** Task inputs **

***

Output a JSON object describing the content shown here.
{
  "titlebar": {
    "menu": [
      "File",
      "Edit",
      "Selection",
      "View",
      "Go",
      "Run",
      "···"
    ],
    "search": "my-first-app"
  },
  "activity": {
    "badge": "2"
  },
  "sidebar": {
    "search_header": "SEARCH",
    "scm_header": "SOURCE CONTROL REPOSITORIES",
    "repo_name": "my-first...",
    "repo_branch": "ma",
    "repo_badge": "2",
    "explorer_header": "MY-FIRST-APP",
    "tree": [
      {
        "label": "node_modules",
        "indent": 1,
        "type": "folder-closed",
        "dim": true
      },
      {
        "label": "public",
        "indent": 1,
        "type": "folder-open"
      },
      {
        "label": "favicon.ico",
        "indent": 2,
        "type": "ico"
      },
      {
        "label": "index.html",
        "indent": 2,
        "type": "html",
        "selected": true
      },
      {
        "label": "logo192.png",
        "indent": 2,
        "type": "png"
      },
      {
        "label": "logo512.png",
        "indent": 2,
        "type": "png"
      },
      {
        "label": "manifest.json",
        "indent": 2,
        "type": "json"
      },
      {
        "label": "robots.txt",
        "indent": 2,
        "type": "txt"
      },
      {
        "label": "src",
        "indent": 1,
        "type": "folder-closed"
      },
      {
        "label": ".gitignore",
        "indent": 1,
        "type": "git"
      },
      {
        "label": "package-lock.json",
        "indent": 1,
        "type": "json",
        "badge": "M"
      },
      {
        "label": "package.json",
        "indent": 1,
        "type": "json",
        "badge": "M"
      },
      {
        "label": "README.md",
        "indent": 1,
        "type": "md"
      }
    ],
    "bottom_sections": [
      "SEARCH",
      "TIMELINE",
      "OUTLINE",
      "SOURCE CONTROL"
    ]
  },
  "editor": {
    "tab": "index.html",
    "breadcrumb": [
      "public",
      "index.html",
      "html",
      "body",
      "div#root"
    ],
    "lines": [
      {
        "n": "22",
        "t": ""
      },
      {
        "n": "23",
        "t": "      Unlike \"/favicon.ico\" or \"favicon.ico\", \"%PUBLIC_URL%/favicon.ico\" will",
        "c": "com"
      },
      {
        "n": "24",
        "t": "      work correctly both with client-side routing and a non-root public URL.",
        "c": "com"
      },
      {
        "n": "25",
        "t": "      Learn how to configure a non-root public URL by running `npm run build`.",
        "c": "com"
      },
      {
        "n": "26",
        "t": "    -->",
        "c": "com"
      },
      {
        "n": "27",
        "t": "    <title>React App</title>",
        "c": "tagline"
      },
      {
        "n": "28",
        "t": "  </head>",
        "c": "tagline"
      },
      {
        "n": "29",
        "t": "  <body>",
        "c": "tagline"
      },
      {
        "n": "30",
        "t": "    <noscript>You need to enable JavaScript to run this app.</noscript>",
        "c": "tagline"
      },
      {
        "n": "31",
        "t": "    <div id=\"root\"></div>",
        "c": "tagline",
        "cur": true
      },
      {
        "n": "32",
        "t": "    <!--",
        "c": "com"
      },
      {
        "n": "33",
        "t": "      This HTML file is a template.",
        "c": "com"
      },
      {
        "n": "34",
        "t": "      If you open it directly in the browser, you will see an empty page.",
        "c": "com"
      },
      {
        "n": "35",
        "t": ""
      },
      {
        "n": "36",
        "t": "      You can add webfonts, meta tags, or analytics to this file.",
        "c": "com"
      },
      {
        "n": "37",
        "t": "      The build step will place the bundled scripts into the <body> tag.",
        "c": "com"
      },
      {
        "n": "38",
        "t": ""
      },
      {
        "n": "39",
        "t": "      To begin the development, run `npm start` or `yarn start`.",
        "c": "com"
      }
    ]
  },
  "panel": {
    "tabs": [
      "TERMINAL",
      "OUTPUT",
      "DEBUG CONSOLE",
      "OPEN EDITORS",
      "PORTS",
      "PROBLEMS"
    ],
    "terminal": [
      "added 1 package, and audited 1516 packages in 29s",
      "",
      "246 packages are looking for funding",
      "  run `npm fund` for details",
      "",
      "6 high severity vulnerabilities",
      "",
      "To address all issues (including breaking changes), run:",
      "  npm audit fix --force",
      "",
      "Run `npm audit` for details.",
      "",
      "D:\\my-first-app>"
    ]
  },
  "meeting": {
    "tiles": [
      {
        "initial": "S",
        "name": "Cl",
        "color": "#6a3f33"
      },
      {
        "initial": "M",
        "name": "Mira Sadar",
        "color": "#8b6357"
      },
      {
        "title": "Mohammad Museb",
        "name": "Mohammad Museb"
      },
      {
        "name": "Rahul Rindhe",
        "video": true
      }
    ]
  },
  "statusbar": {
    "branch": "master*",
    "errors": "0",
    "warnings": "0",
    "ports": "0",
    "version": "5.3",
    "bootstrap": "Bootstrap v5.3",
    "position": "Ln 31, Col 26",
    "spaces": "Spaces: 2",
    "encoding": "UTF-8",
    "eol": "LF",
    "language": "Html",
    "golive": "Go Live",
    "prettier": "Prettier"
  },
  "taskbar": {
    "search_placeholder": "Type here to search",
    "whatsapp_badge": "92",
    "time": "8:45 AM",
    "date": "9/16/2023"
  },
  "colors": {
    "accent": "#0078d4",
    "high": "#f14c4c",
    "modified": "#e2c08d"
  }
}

***

** Instructions for the task **
Write out the complete set of records exactly as given.

** Exercise output **
Output a JSON object describing the content shown here.
{
  "titlebar": {
    "menu": [
      "File",
      "Edit",
      "Selection",
      "View",
      "Go",
      "Run",
      "···"
    ],
    "search": "my-first-app"
  },
  "activity": {
    "badge": "2"
  },
  "sidebar": {
    "search_header": "SEARCH",
    "scm_header": "SOURCE CONTROL REPOSITORIES",
    "repo_name": "my-first...",
    "repo_branch": "ma",
    "repo_badge": "2",
    "explorer_header": "MY-FIRST-APP",
    "tree": [
      {
        "label": "node_modules",
        "indent": 1,
        "type": "folder-closed",
        "dim": true
      },
      {
        "label": "public",
        "indent": 1,
        "type": "folder-open"
      },
      {
        "label": "favicon.ico",
        "indent": 2,
        "type": "ico"
      },
      {
        "label": "index.html",
        "indent": 2,
        "type": "html",
        "selected": true
      },
      {
        "label": "logo192.png",
        "indent": 2,
        "type": "png"
      },
      {
        "label": "logo512.png",
        "indent": 2,
        "type": "png"
      },
      {
        "label": "manifest.json",
        "indent": 2,
        "type": "json"
      },
      {
        "label": "robots.txt",
        "indent": 2,
        "type": "txt"
      },
      {
        "label": "src",
        "indent": 1,
        "type": "folder-closed"
      },
      {
        "label": ".gitignore",
        "indent": 1,
        "type": "git"
      },
      {
        "label": "package-lock.json",
        "indent": 1,
        "type": "json",
        "badge": "M"
      },
      {
        "label": "package.json",
        "indent": 1,
        "type": "json",
        "badge": "M"
      },
      {
        "label": "README.md",
        "indent": 1,
        "type": "md"
      }
    ],
    "bottom_sections": [
      "SEARCH",
      "TIMELINE",
      "OUTLINE",
      "SOURCE CONTROL"
    ]
  },
  "editor": {
    "tab": "index.html",
    "breadcrumb": [
      "public",
      "index.html",
      "html",
      "body",
      "div#root"
    ],
    "lines": [
      {
        "n": "22",
        "t": ""
      },
      {
        "n": "23",
        "t": "      Unlike \"/favicon.ico\" or \"favicon.ico\", \"%PUBLIC_URL%/favicon.ico\" will",
        "c": "com"
      },
      {
        "n": "24",
        "t": "      work correctly both with client-side routing and a non-root public URL.",
        "c": "com"
      },
      {
        "n": "25",
        "t": "      Learn how to configure a non-root public URL by running `npm run build`.",
        "c": "com"
      },
      {
        "n": "26",
        "t": "    -->",
        "c": "com"
      },
      {
        "n": "27",
        "t": "    <title>React App</title>",
        "c": "tagline"
      },
      {
        "n": "28",
        "t": "  </head>",
        "c": "tagline"
      },
      {
        "n": "29",
        "t": "  <body>",
        "c": "tagline"
      },
      {
        "n": "30",
        "t": "    <noscript>You need to enable JavaScript to run this app.</noscript>",
        "c": "tagline"
      },
      {
        "n": "31",
        "t": "    <div id=\"root\"></div>",
        "c": "tagline",
        "cur": true
      },
      {
        "n": "32",
        "t": "    <!--",
        "c": "com"
      },
      {
        "n": "33",
        "t": "      This HTML file is a template.",
        "c": "com"
      },
      {
        "n": "34",
        "t": "      If you open it directly in the browser, you will see an empty page.",
        "c": "com"
      },
      {
        "n": "35",
        "t": ""
      },
      {
        "n": "36",
        "t": "      You can add webfonts, meta tags, or analytics to this file.",
        "c": "com"
      },
      {
        "n": "37",
        "t": "      The build step will place the bundled scripts into the <body> tag.",
        "c": "com"
      },
      {
        "n": "38",
        "t": ""
      },
      {
        "n": "39",
        "t": "      To begin the development, run `npm start` or `yarn start`.",
        "c": "com"
      }
    ]
  },
  "panel": {
    "tabs": [
      "TERMINAL",
      "OUTPUT",
      "DEBUG CONSOLE",
      "OPEN EDITORS",
      "PORTS",
      "PROBLEMS"
    ],
    "terminal": [
      "added 1 package, and audited 1516 packages in 29s",
      "",
      "246 packages are looking for funding",
      "  run `npm fund` for details",
      "",
      "6 high severity vulnerabilities",
      "",
      "To address all issues (including breaking changes), run:",
      "  npm audit fix --force",
      "",
      "Run `npm audit` for details.",
      "",
      "D:\\my-first-app>"
    ]
  },
  "meeting": {
    "tiles": [
      {
        "initial": "S",
        "name": "Cl",
        "color": "#6a3f33"
      },
      {
        "initial": "M",
        "name": "Mira Sadar",
        "color": "#8b6357"
      },
      {
        "title": "Mohammad Museb",
        "name": "Mohammad Museb"
      },
      {
        "name": "Rahul Rindhe",
        "video": true
      }
    ]
  },
  "statusbar": {
    "branch": "master*",
    "errors": "0",
    "warnings": "0",
    "ports": "0",
    "version": "5.3",
    "bootstrap": "Bootstrap v5.3",
    "position": "Ln 31, Col 26",
    "spaces": "Spaces: 2",
    "encoding": "UTF-8",
    "eol": "LF",
    "language": "Html",
    "golive": "Go Live",
    "prettier": "Prettier"
  },
  "taskbar": {
    "search_placeholder": "Type here to search",
    "whatsapp_badge": "92",
    "time": "8:45 AM",
    "date": "9/16/2023"
  },
  "colors": {
    "accent": "#0078d4",
    "high": "#f14c4c",
    "modified": "#e2c08d"
  }
}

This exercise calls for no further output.